● EXERCICES:
• 1. D'après l'extrait, à quel âge Ronit Yarosky a-t-elle quitté Montréal ?
• 2. Dites si chaque phrase est conforme à l'extrait, par oui ou non, en citant les mots qui tranchent.
(a) La famille de Ronit Yarosky s'installe près de Tel-Aviv en 1983.
(b) Le plateau du salon a été acheté à Montréal.
(c) La rencontre a lieu le jour de Hanoukka.

● EXTRAIT:
>>>

Il s’est écoulé plus de 102 jours depuis le début de la guerre d’Israël contre la bande de Gaza, et les victimes se comptent par milliers. Sur les réseaux sociaux et dans les manifestations qui occupent les rues un peu partout dans le monde, le désespoir se fait ressentir et le dialogue devient plus rare. 

Nous avons fait la rencontre de Ronit Yarosky, une ancienne soldate canado-israélienne qui a décidé de s’engager dans le dialogue. En prenant connaissance de son parcours, nous apprenons que le dialogue, comme la foi, est une question de croyance. Il n’est pas stable, mais plutôt une pratique fluctuante, marquée par la beauté et le drame de son évolution.

« La vita e bella quand tu ne sais pas » 

C’est le 18 décembre dernier, trois jours après Hanoukka, que nous retrouvons Ronit Yarosky chez elle. Les lumières de Noël ornent les rues de NDG, et les voitures scintillent de gouttes de pluie. 

Écho de ses origines et de son parcours, une effusion de couleurs et d’objets chargés d’histoire décorent son salon. Ronit s’assoit confortablement sur le canapé. Un plateau orné de calligraphies arabes dédiées aux noms divins, comme Allah, trône au milieu de la pièce. L’objet a été acheté au souk de Jérusalem il y a quelques années. 

Ronit est née à Montréal et a quitté la métropole avec sa famille à 14 ans pour aller s’installer en Israël.

« Toute ma famille est en Israël ; j’y ai vécu pendant environ 10 ans », explique-t-elle. 

Arrivée en 1983, sa famille emménage près de Tel-Aviv. Ronit se souvient de son adolescence : « On faisait beaucoup de petits voyages avec la classe, avec les amis. Je participais activement aux activités des scouts. Là-bas, le climat n’était pas trop froid, ce qui nous permettait de passer la plupart de notre temps à l’extérieur. »

<<<

● DONNÉES FOURNIES:
>>>

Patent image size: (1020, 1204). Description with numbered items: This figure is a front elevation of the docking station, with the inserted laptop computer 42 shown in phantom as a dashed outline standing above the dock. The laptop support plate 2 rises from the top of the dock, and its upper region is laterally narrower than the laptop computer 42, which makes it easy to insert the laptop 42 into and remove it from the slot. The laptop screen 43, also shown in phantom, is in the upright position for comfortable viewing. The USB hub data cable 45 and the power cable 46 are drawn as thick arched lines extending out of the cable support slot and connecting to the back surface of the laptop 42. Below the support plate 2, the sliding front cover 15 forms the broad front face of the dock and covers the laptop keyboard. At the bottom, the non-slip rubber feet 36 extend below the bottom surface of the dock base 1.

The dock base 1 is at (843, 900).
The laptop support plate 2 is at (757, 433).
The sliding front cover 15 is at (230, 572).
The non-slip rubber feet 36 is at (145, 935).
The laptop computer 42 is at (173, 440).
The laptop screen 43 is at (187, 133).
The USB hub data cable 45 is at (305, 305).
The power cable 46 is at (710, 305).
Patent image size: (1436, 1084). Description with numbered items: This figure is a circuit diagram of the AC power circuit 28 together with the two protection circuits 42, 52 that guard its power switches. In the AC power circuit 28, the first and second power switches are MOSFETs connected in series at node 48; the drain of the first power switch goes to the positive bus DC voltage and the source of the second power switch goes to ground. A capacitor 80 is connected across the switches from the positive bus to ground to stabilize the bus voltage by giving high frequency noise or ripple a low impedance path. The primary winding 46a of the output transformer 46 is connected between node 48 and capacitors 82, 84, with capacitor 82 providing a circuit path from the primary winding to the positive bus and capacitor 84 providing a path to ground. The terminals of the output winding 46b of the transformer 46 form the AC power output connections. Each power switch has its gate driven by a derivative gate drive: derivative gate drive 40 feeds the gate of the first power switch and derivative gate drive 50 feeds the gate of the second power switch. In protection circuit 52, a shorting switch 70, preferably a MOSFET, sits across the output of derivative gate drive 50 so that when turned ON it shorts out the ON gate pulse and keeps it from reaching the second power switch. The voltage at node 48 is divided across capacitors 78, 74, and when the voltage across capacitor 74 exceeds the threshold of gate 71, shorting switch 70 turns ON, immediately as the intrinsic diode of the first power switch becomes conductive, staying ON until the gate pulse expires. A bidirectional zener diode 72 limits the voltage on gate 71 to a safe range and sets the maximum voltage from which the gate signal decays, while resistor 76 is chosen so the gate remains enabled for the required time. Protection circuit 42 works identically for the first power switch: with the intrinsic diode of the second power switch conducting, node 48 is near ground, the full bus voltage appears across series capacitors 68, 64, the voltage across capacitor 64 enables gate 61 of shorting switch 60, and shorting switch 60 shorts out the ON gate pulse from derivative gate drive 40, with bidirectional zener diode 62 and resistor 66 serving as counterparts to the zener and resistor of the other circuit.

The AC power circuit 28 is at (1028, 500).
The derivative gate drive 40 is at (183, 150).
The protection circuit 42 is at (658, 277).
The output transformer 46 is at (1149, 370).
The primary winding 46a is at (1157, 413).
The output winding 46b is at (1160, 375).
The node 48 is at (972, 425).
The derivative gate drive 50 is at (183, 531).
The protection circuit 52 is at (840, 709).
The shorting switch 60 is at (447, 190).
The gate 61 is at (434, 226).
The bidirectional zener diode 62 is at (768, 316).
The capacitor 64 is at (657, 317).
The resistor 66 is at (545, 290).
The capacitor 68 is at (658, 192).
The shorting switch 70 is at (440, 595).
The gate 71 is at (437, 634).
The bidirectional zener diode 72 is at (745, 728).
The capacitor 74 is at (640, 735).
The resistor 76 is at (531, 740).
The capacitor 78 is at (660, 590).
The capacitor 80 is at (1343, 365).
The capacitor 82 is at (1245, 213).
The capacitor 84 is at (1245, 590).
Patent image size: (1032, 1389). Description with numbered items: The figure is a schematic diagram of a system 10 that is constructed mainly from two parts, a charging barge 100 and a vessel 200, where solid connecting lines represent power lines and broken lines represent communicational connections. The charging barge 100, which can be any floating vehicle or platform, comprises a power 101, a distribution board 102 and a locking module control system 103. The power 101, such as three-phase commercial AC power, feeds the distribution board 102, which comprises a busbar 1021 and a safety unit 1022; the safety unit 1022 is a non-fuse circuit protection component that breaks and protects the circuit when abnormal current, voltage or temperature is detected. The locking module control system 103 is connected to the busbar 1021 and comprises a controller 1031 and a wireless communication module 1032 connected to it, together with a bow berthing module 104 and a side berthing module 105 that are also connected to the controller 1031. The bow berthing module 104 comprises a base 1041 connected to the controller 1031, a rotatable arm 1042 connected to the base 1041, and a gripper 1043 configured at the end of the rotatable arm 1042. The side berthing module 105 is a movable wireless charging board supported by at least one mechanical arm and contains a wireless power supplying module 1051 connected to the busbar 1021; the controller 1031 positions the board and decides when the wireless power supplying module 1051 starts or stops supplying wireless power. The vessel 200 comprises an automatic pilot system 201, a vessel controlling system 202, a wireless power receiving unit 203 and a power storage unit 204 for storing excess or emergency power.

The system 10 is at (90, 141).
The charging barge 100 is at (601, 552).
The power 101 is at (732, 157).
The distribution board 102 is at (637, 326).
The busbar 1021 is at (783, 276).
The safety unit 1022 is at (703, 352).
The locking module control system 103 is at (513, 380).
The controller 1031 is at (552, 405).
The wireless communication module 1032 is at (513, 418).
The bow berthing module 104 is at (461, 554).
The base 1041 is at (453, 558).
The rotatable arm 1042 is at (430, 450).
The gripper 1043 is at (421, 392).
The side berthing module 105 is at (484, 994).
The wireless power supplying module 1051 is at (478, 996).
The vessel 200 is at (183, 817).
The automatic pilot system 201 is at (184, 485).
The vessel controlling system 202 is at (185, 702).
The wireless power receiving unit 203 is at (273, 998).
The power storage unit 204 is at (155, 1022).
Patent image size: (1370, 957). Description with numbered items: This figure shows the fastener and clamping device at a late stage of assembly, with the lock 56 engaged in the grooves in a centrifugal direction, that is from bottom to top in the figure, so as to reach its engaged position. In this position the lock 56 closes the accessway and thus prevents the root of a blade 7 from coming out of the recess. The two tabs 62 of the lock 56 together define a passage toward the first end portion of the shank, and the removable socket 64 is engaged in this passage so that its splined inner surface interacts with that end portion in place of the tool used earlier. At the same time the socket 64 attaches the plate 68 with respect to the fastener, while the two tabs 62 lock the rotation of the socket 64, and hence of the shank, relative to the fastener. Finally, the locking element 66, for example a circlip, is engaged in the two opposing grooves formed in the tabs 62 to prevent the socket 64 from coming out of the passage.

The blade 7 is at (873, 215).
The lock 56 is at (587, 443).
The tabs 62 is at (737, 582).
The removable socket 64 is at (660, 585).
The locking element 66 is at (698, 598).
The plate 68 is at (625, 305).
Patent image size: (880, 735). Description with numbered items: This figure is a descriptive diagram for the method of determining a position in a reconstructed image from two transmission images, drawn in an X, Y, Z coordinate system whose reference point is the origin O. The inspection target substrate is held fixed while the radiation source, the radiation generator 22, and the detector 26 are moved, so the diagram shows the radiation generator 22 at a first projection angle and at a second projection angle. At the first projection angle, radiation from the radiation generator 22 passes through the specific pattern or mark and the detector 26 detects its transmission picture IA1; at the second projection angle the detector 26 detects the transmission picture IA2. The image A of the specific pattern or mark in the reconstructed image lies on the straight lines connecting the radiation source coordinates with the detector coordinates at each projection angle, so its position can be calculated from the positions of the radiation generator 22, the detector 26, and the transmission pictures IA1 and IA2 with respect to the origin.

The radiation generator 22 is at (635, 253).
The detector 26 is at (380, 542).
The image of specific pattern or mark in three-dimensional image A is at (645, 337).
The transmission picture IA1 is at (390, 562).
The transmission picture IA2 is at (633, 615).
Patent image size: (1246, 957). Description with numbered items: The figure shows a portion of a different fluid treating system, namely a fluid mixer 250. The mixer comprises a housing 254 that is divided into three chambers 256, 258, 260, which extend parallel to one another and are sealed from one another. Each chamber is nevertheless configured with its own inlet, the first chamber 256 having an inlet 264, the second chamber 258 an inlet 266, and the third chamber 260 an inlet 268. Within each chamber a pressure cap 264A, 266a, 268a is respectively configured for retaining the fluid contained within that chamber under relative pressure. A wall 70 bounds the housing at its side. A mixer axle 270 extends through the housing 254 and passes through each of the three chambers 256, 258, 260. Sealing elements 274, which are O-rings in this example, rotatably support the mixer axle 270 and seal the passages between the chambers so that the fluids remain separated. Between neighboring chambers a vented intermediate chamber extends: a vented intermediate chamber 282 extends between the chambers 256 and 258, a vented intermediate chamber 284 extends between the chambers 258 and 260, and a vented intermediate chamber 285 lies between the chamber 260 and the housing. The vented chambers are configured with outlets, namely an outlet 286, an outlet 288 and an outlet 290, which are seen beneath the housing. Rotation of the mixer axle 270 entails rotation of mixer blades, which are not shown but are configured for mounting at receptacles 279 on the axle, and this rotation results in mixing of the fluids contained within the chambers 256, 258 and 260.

<<<

● RÉPONSES:
• 1. À 14 ans.

• 2.
(a) Oui : « Arrivée en 1983, sa famille emménage près de Tel-Aviv. »
(b) Non : « L’objet a été acheté au souk de Jérusalem il y a quelques années. »
(c) Non : « C’est le 18 décembre dernier, trois jours après Hanoukka, que nous retrouvons Ronit Yarosky chez elle. »